**EXTRACTED INFORMATION**
■ ■ ■ ■ ■

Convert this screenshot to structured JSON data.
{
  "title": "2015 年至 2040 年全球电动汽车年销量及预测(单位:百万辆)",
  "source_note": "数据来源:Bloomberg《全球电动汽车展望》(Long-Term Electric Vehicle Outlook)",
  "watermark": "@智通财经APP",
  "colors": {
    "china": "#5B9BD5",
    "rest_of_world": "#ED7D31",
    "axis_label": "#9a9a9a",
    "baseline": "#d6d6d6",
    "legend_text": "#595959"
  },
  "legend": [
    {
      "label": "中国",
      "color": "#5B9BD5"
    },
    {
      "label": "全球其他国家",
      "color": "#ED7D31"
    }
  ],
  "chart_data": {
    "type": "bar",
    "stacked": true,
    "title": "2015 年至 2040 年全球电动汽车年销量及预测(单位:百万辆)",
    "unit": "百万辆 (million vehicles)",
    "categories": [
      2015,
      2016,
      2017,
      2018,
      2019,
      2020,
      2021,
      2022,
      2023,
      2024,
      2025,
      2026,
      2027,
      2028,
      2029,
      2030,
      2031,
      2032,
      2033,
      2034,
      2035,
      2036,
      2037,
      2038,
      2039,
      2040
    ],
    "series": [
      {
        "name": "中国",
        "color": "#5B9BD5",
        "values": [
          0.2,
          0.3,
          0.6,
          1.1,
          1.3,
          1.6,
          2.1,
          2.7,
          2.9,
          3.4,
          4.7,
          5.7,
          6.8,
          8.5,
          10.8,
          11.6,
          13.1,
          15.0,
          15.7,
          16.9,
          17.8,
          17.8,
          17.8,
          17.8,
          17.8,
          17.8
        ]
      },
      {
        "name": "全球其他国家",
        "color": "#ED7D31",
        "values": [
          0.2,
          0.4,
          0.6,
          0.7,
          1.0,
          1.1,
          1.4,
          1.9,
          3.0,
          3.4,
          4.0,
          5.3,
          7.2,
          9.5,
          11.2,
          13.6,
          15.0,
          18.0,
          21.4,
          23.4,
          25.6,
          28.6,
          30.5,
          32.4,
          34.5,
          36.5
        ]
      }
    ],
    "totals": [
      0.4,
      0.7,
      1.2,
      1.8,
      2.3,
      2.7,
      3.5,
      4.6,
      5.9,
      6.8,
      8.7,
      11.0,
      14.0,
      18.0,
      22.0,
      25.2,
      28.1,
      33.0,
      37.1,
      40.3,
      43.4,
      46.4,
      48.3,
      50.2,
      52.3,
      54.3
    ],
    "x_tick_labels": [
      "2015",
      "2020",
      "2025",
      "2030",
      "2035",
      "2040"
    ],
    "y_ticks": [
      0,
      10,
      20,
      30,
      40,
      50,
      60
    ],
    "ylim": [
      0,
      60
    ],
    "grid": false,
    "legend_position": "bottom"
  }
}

■ ■ ■ ■ ■

**SHORT EXERCISE**
Lines containing the word "title" are to be tallied; report only the total.

**FINAL RESULT**
2